## Exercise requirements:
Set down each record below precisely, skipping the pictures.

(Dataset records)
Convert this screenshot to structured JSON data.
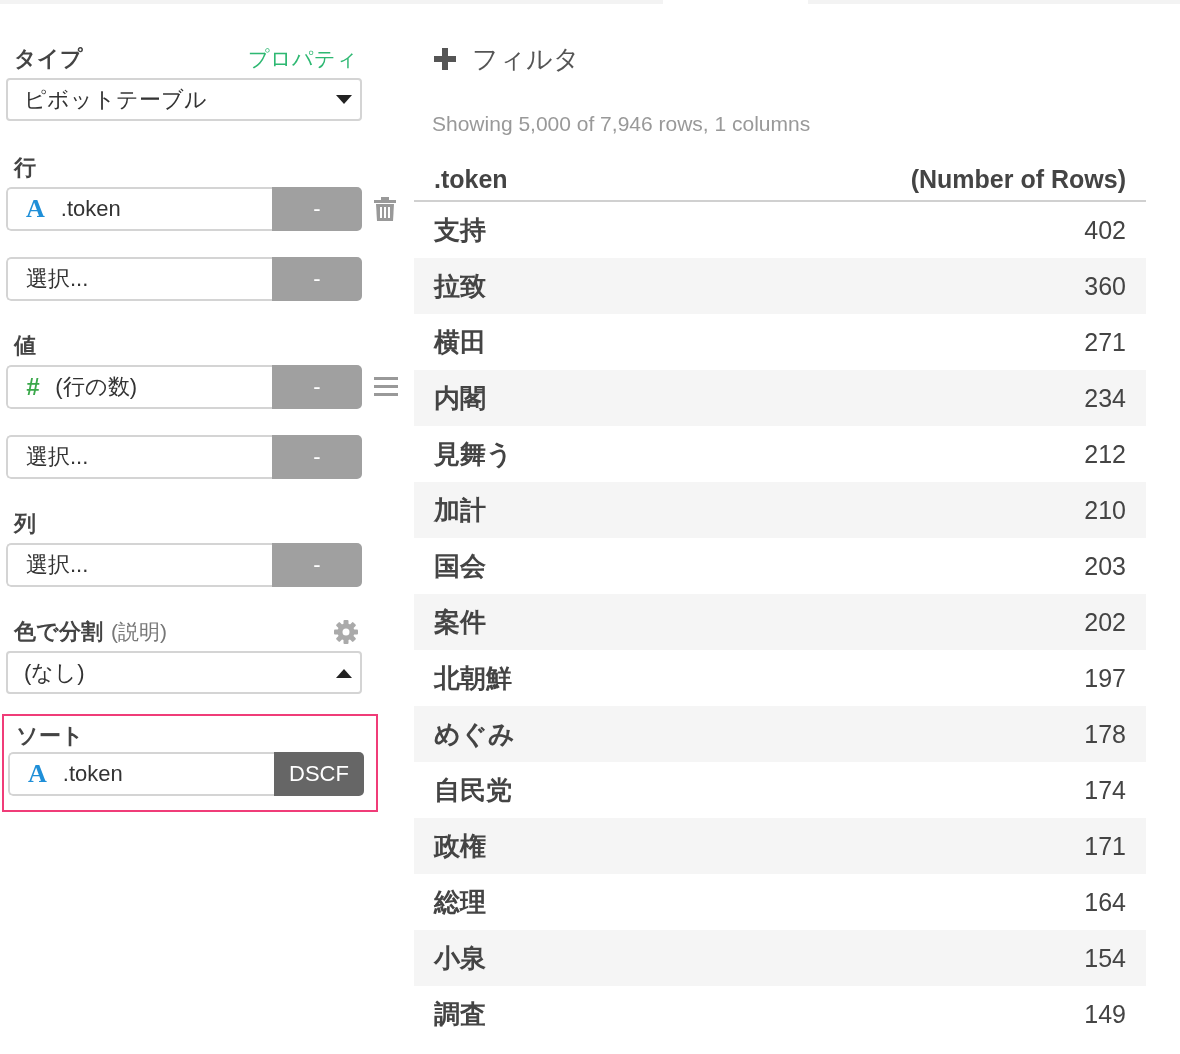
{
  "type_section": {
    "label": "タイプ",
    "link": "プロパティ",
    "select": {
      "value": "ピボットテーブル",
      "open": false
    }
  },
  "sections": [
    {
      "label": "行",
      "fields": [
        {
          "kind": "text",
          "type_icon": "A",
          "value": ".token",
          "button": "-",
          "button_active": false,
          "deletable": true
        },
        {
          "kind": "empty",
          "placeholder": "選択...",
          "button": "-",
          "button_active": false
        }
      ]
    },
    {
      "label": "値",
      "fields": [
        {
          "kind": "number",
          "type_icon": "#",
          "value": "(行の数)",
          "button": "-",
          "button_active": false,
          "reorderable": true
        },
        {
          "kind": "empty",
          "placeholder": "選択...",
          "button": "-",
          "button_active": false
        }
      ]
    },
    {
      "label": "列",
      "fields": [
        {
          "kind": "empty",
          "placeholder": "選択...",
          "button": "-",
          "button_active": false
        }
      ]
    }
  ],
  "color_section": {
    "label": "色で分割",
    "note": "(説明)",
    "select": {
      "value": "(なし)",
      "open": true
    }
  },
  "sort_section": {
    "label": "ソート",
    "highlighted": true,
    "fields": [
      {
        "kind": "text",
        "type_icon": "A",
        "value": ".token",
        "button": "DSCF",
        "button_active": true
      }
    ]
  },
  "filter": {
    "label": "フィルタ"
  },
  "summary": "Showing 5,000 of 7,946 rows, 1 columns",
  "table": {
    "columns": [
      ".token",
      "(Number of Rows)"
    ],
    "rows": [
      [
        "支持",
        "402"
      ],
      [
        "拉致",
        "360"
      ],
      [
        "横田",
        "271"
      ],
      [
        "内閣",
        "234"
      ],
      [
        "見舞う",
        "212"
      ],
      [
        "加計",
        "210"
      ],
      [
        "国会",
        "203"
      ],
      [
        "案件",
        "202"
      ],
      [
        "北朝鮮",
        "197"
      ],
      [
        "めぐみ",
        "178"
      ],
      [
        "自民党",
        "174"
      ],
      [
        "政権",
        "171"
      ],
      [
        "総理",
        "164"
      ],
      [
        "小泉",
        "154"
      ],
      [
        "調査",
        "149"
      ]
    ]
  }
}
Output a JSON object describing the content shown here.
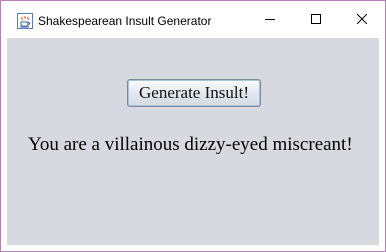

## Written answer:
Convert this screenshot to structured JSON data.
{
  "type_section": {
    "label": "タイプ",
    "link": "プロパティ",
    "select": {
      "value": "ピボットテーブル",
      "open": false
    }
  },
  "sections": [
    {
      "label": "行",
      "fields": [
        {
          "kind": "text",
          "type_icon": "A",
          "value": ".token",
          "button": "-",
          "button_active": false,
          "deletable": true
        },
        {
          "kind": "empty",
          "placeholder": "選択...",
          "button": "-",
          "button_active": false
        }
      ]
    },
    {
      "label": "値",
      "fields": [
        {
          "kind": "number",
          "type_icon": "#",
          "value": "(行の数)",
          "button": "-",
          "button_active": false,
          "reorderable": true
        },
        {
          "kind": "empty",
          "placeholder": "選択...",
          "button": "-",
          "button_active": false
        }
      ]
    },
    {
      "label": "列",
      "fields": [
        {
          "kind": "empty",
          "placeholder": "選択...",
          "button": "-",
          "button_active": false
        }
      ]
    }
  ],
  "color_section": {
    "label": "色で分割",
    "note": "(説明)",
    "select": {
      "value": "(なし)",
      "open": true
    }
  },
  "sort_section": {
    "label": "ソート",
    "highlighted": true,
    "fields": [
      {
        "kind": "text",
        "type_icon": "A",
        "value": ".token",
        "button": "DSCF",
        "button_active": true
      }
    ]
  },
  "filter": {
    "label": "フィルタ"
  },
  "summary": "Showing 5,000 of 7,946 rows, 1 columns",
  "table": {
    "columns": [
      ".token",
      "(Number of Rows)"
    ],
    "rows": [
      [
        "支持",
        "402"
      ],
      [
        "拉致",
        "360"
      ],
      [
        "横田",
        "271"
      ],
      [
        "内閣",
        "234"
      ],
      [
        "見舞う",
        "212"
      ],
      [
        "加計",
        "210"
      ],
      [
        "国会",
        "203"
      ],
      [
        "案件",
        "202"
      ],
      [
        "北朝鮮",
        "197"
      ],
      [
        "めぐみ",
        "178"
      ],
      [
        "自民党",
        "174"
      ],
      [
        "政権",
        "171"
      ],
      [
        "総理",
        "164"
      ],
      [
        "小泉",
        "154"
      ],
      [
        "調査",
        "149"
      ]
    ]
  }
}
Output a JSON object describing the content shown here.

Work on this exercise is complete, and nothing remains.